— start —

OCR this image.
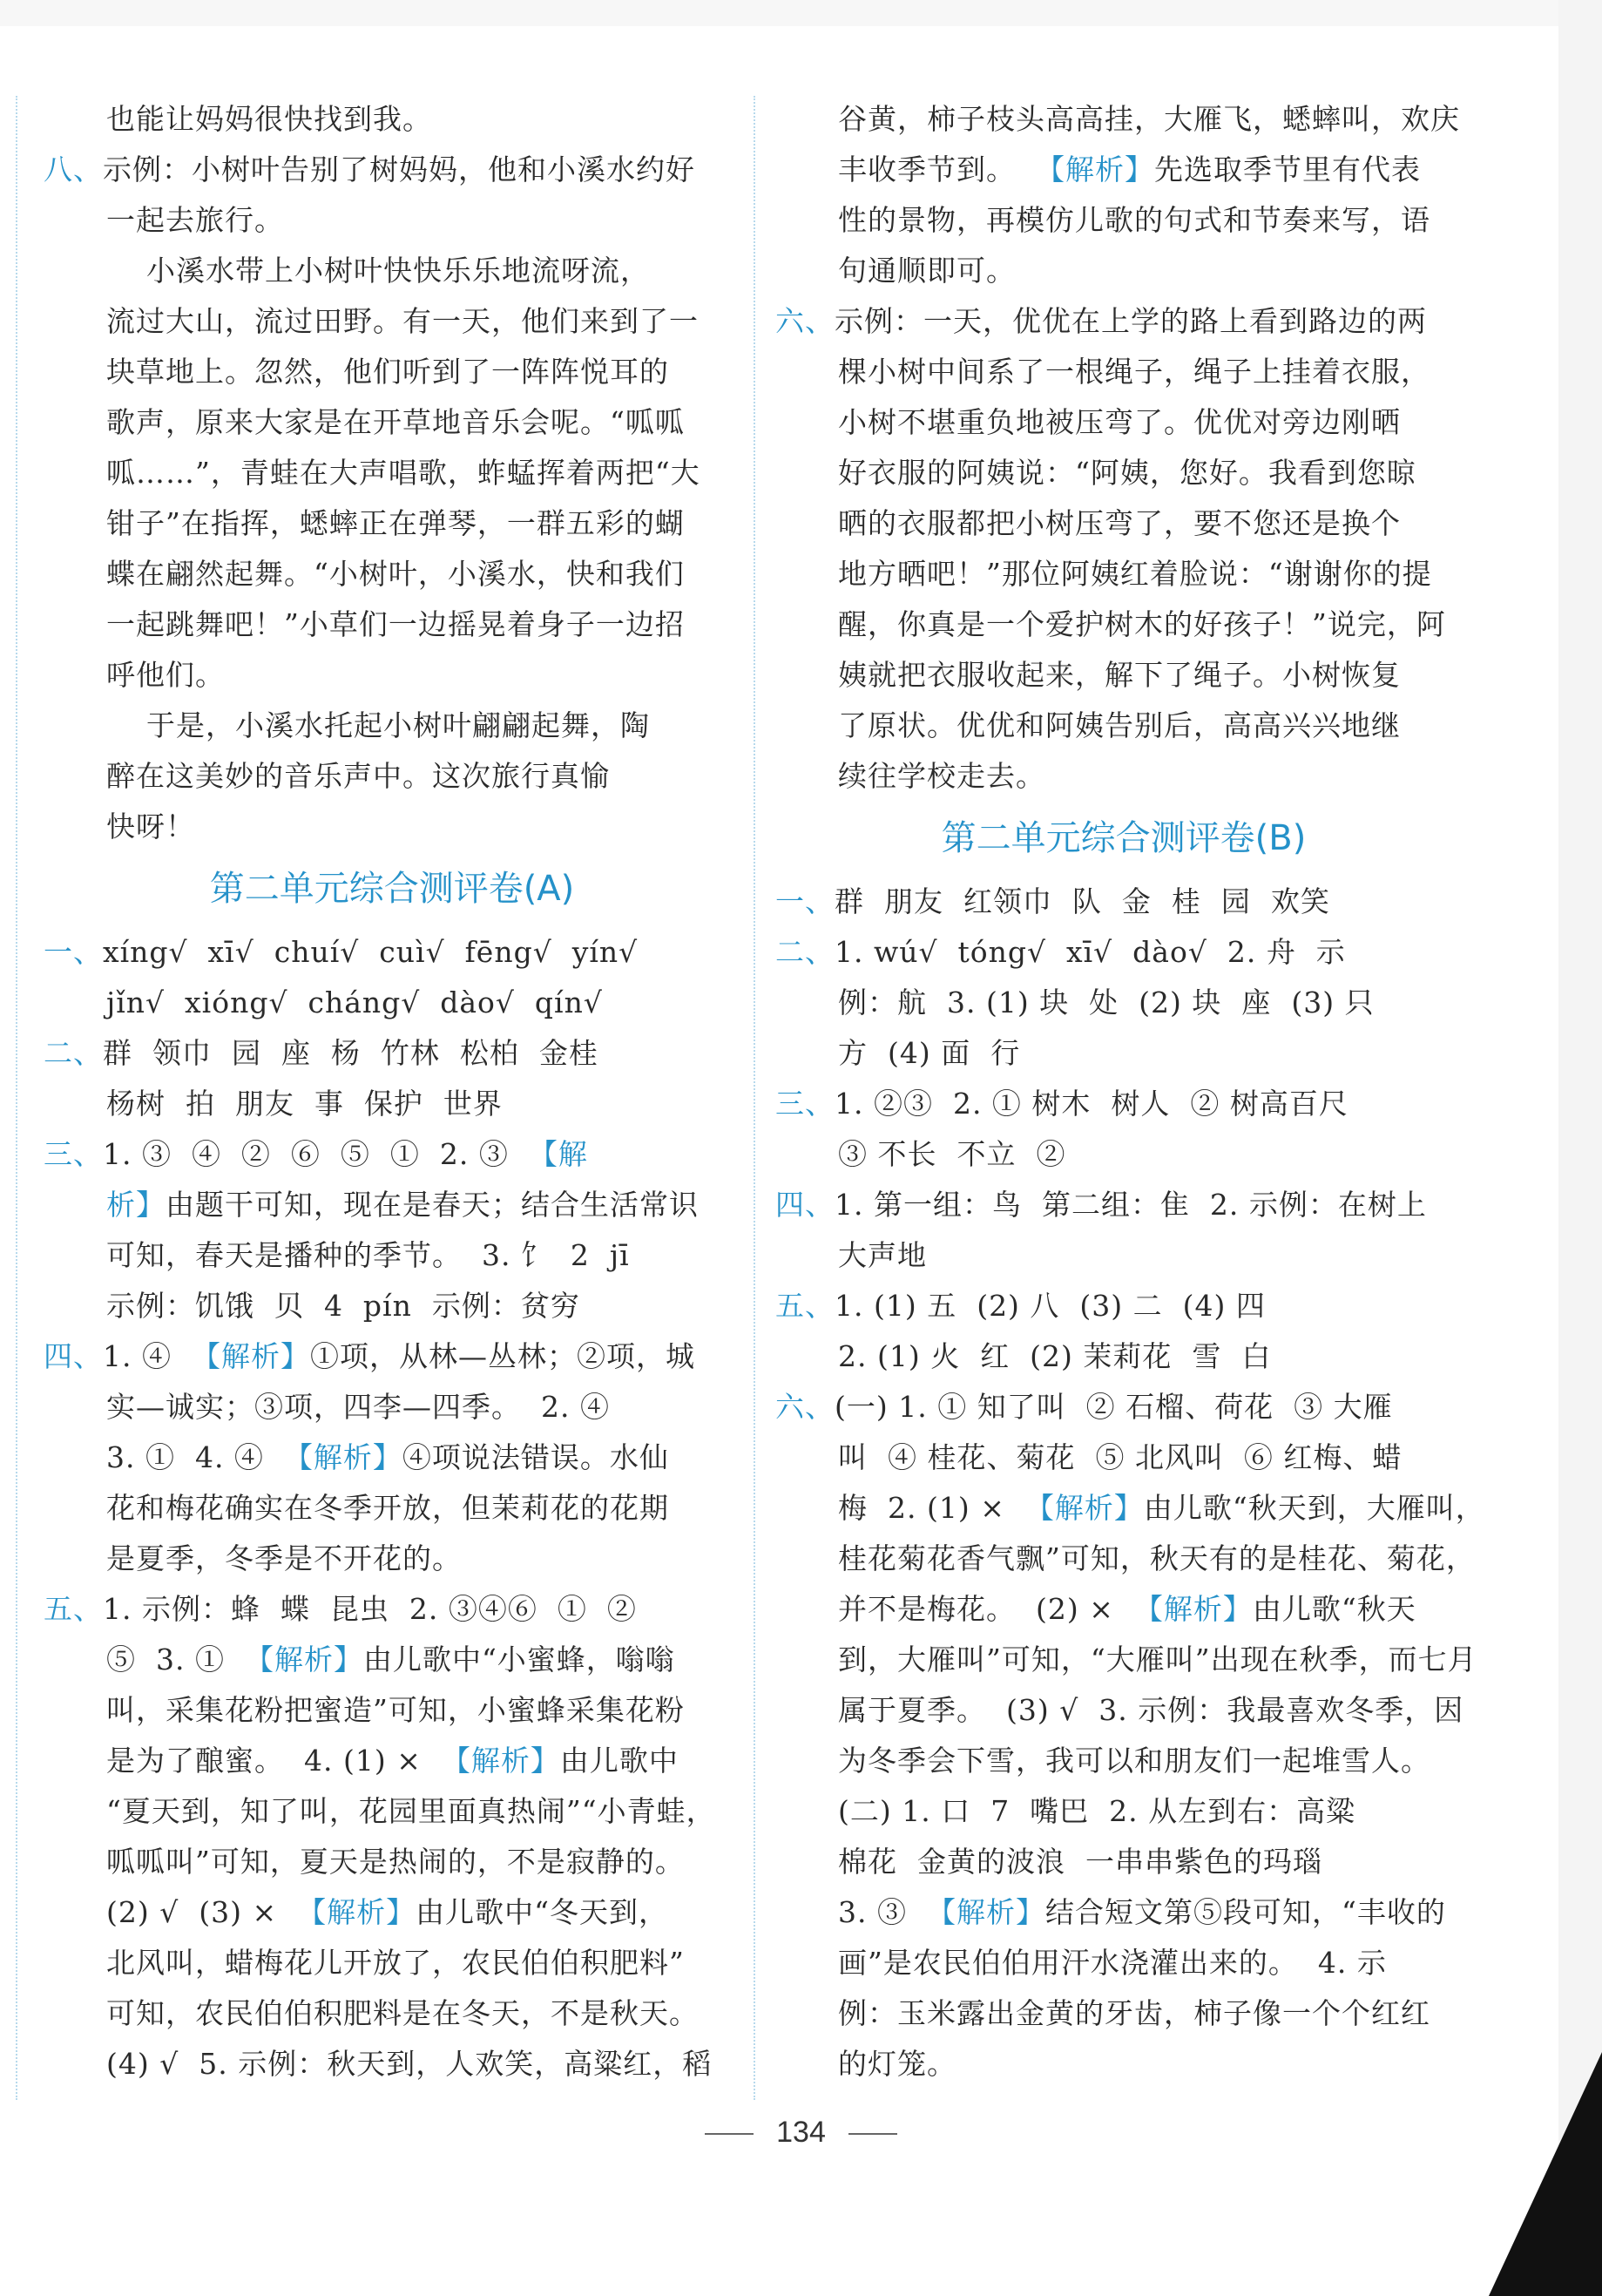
也能让妈妈很快找到我。
八、示例：小树叶告别了树妈妈，他和小溪水约好
一起去旅行。
小溪水带上小树叶快快乐乐地流呀流，
流过大山，流过田野。有一天，他们来到了一
块草地上。忽然，他们听到了一阵阵悦耳的
歌声，原来大家是在开草地音乐会呢。“呱呱
呱……”，青蛙在大声唱歌，蚱蜢挥着两把“大
钳子”在指挥，蟋蟀正在弹琴，一群五彩的蝴
蝶在翩然起舞。“小树叶，小溪水，快和我们
一起跳舞吧！”小草们一边摇晃着身子一边招
呼他们。
于是，小溪水托起小树叶翩翩起舞，陶
醉在这美妙的音乐声中。这次旅行真愉
快呀！
第二单元综合测评卷(A)
一、xíng√  xī√  chuí√  cuì√  fēng√  yín√
jǐn√  xióng√  cháng√  dào√  qín√
二、群  领巾  园  座  杨  竹林  松柏  金桂
杨树  拍  朋友  事  保护  世界
三、1. ③  ④  ②  ⑥  ⑤  ①  2. ③  【解
析】由题干可知，现在是春天；结合生活常识
可知，春天是播种的季节。  3. 饣  2  jī
示例：饥饿  贝  4  pín  示例：贫穷
四、1. ④  【解析】①项，从林—丛林；②项，城
实—诚实；③项，四李—四季。  2. ④
3. ①  4. ④  【解析】④项说法错误。水仙
花和梅花确实在冬季开放，但茉莉花的花期
是夏季，冬季是不开花的。
五、1. 示例：蜂  蝶  昆虫  2. ③④⑥  ①  ②
⑤  3. ①  【解析】由儿歌中“小蜜蜂，嗡嗡
叫，采集花粉把蜜造”可知，小蜜蜂采集花粉
是为了酿蜜。  4. (1) ×  【解析】由儿歌中
“夏天到，知了叫，花园里面真热闹”“小青蛙，
呱呱叫”可知，夏天是热闹的，不是寂静的。
(2) √  (3) ×  【解析】由儿歌中“冬天到，
北风叫，蜡梅花儿开放了，农民伯伯积肥料”
可知，农民伯伯积肥料是在冬天，不是秋天。
(4) √  5. 示例：秋天到，人欢笑，高粱红，稻
谷黄，柿子枝头高高挂，大雁飞，蟋蟀叫，欢庆
丰收季节到。  【解析】先选取季节里有代表
性的景物，再模仿儿歌的句式和节奏来写，语
句通顺即可。
六、示例：一天，优优在上学的路上看到路边的两
棵小树中间系了一根绳子，绳子上挂着衣服，
小树不堪重负地被压弯了。优优对旁边刚晒
好衣服的阿姨说：“阿姨，您好。我看到您晾
晒的衣服都把小树压弯了，要不您还是换个
地方晒吧！”那位阿姨红着脸说：“谢谢你的提
醒，你真是一个爱护树木的好孩子！”说完，阿
姨就把衣服收起来，解下了绳子。小树恢复
了原状。优优和阿姨告别后，高高兴兴地继
续往学校走去。
第二单元综合测评卷(B)
一、群  朋友  红领巾  队  金  桂  园  欢笑
二、1. wú√  tóng√  xī√  dào√  2. 舟  示
例：航  3. (1) 块  处  (2) 块  座  (3) 只
方  (4) 面  行
三、1. ②③  2. ① 树木  树人  ② 树高百尺
③ 不长  不立  ②
四、1. 第一组：鸟  第二组：隹  2. 示例：在树上
大声地
五、1. (1) 五  (2) 八  (3) 二  (4) 四
2. (1) 火  红  (2) 茉莉花  雪  白
六、(一) 1. ① 知了叫  ② 石榴、荷花  ③ 大雁
叫  ④ 桂花、菊花  ⑤ 北风叫  ⑥ 红梅、蜡
梅  2. (1) ×  【解析】由儿歌“秋天到，大雁叫，
桂花菊花香气飘”可知，秋天有的是桂花、菊花，
并不是梅花。  (2) ×  【解析】由儿歌“秋天
到，大雁叫”可知，“大雁叫”出现在秋季，而七月
属于夏季。  (3) √  3. 示例：我最喜欢冬季，因
为冬季会下雪，我可以和朋友们一起堆雪人。
(二) 1. 口  7  嘴巴  2. 从左到右：高粱
棉花  金黄的波浪  一串串紫色的玛瑙
3. ③  【解析】结合短文第⑤段可知，“丰收的
画”是农民伯伯用汗水浇灌出来的。  4. 示
例：玉米露出金黄的牙齿，柿子像一个个红红
的灯笼。
134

— end —

In the records above, find each line with the word "由儿歌中" and copy it.

⑤  3. ①  【解析】由儿歌中“小蜜蜂，嗡嗡
是为了酿蜜。  4. (1) ×  【解析】由儿歌中
(2) √  (3) ×  【解析】由儿歌中“冬天到，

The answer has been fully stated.